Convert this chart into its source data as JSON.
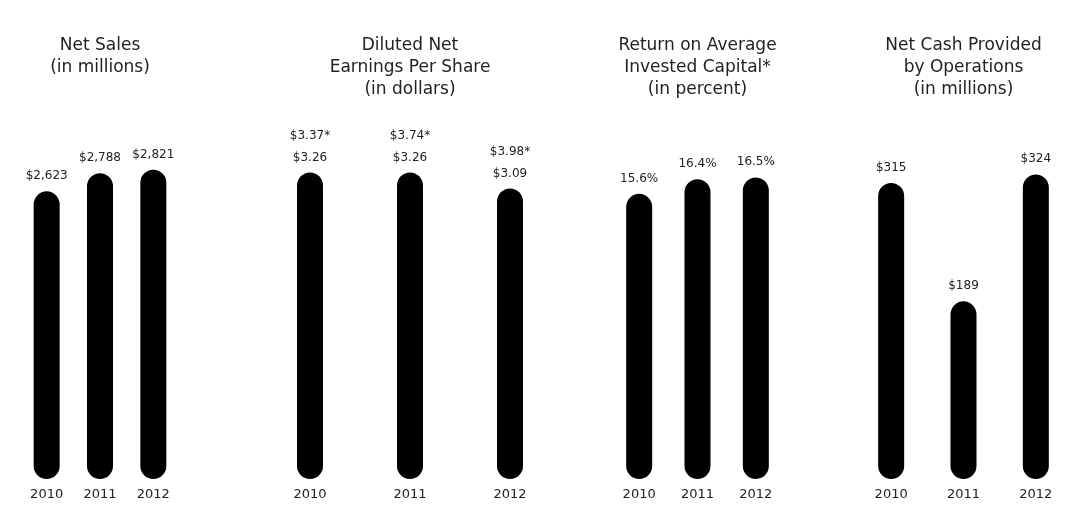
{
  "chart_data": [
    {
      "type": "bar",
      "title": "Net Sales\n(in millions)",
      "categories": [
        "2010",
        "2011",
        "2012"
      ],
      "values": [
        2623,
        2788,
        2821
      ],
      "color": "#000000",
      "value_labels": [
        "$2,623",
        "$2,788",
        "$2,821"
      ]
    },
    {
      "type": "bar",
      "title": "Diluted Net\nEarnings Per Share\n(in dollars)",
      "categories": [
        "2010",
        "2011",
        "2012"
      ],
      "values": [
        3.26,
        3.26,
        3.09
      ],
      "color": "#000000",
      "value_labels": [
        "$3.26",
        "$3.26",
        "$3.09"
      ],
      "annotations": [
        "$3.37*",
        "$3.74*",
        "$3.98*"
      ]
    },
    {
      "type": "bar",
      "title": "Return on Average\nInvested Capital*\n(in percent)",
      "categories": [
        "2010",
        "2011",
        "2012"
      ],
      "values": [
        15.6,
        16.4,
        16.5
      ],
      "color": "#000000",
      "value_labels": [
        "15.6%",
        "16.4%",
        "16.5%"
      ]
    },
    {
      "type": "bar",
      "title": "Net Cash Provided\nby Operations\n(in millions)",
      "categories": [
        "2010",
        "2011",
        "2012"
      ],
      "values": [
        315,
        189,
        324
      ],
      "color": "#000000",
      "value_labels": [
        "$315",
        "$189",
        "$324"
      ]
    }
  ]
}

__________________________________________________

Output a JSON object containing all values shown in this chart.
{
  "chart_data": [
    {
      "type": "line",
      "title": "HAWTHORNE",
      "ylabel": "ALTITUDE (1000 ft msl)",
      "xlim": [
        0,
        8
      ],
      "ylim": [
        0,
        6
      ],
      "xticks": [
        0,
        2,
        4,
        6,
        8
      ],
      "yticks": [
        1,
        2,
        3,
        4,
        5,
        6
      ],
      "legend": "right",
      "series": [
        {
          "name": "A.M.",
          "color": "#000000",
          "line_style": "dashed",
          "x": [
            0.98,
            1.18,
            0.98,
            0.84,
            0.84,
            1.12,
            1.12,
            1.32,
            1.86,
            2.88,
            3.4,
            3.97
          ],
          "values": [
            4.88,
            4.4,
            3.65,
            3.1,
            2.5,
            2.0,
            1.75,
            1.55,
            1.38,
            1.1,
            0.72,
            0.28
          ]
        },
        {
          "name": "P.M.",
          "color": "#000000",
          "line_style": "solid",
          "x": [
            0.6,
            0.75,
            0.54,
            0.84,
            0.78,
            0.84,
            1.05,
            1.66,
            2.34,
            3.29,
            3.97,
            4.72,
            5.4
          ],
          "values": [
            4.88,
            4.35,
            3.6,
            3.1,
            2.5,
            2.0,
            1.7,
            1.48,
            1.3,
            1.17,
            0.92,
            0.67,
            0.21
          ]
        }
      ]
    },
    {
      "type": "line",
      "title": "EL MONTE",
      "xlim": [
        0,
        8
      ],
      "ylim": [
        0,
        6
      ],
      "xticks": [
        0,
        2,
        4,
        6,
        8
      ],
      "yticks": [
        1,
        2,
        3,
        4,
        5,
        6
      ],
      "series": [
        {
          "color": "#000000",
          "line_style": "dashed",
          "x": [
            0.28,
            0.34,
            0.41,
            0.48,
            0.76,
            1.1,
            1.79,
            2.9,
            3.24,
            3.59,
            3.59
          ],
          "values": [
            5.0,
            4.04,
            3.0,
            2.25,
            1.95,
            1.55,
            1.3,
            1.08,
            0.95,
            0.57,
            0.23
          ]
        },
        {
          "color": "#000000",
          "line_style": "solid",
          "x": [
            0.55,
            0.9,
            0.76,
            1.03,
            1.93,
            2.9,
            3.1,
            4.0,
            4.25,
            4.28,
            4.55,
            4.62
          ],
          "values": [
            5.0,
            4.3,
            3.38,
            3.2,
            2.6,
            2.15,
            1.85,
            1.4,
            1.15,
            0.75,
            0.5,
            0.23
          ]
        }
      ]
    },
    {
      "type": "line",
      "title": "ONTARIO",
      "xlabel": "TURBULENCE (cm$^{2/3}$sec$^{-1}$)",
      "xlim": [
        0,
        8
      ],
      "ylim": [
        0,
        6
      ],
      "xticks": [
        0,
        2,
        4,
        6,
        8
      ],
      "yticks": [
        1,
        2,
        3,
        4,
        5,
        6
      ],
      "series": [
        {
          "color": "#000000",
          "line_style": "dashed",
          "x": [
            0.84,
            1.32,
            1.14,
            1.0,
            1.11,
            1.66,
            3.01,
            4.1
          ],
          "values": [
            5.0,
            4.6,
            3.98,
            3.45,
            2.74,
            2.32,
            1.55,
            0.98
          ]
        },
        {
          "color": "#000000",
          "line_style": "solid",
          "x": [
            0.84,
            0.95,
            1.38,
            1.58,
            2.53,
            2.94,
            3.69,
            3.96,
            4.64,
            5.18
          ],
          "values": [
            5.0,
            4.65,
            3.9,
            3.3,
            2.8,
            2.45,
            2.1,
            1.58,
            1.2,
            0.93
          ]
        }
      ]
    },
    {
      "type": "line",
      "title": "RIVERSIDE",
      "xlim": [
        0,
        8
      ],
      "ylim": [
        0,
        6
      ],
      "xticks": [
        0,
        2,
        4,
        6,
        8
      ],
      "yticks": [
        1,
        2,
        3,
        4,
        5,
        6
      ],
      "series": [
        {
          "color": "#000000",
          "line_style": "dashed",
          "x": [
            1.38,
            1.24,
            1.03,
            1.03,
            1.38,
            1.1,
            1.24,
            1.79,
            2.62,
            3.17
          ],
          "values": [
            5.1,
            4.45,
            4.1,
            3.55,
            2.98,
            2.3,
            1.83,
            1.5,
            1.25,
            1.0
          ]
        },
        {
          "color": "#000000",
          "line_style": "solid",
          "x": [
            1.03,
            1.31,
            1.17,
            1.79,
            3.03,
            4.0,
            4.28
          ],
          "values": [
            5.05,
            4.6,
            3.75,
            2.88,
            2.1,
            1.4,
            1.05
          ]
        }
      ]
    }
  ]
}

__________________________________________________

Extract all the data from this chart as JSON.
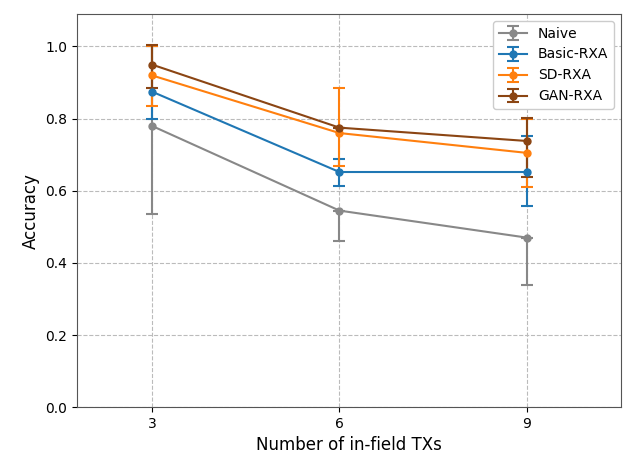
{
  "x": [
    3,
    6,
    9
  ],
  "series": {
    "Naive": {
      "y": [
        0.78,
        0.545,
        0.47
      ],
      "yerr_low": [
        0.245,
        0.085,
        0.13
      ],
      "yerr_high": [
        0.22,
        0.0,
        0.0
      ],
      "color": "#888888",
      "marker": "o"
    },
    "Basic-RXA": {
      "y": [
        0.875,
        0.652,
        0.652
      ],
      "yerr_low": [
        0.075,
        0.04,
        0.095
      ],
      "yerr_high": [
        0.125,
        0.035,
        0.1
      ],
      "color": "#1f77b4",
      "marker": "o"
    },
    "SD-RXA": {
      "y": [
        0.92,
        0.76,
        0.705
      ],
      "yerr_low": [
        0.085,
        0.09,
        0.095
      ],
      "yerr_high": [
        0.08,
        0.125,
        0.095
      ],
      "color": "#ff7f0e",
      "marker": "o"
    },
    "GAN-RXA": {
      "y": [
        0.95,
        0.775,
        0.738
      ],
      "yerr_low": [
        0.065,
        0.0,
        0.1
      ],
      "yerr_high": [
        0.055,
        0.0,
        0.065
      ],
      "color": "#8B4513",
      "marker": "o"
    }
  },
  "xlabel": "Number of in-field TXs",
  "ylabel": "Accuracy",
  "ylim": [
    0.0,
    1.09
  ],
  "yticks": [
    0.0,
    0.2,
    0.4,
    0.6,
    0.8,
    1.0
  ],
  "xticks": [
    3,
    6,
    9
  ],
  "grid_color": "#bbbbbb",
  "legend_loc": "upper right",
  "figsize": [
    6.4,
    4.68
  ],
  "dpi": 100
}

__________________________________________________

**Written task**
Copy every line of the entries above in which "JSON" occurs.

**Completed exercise**
Convert this chart into its source data as JSON.
Output a JSON object containing all values shown in this chart.
Extract all the data from this chart as JSON.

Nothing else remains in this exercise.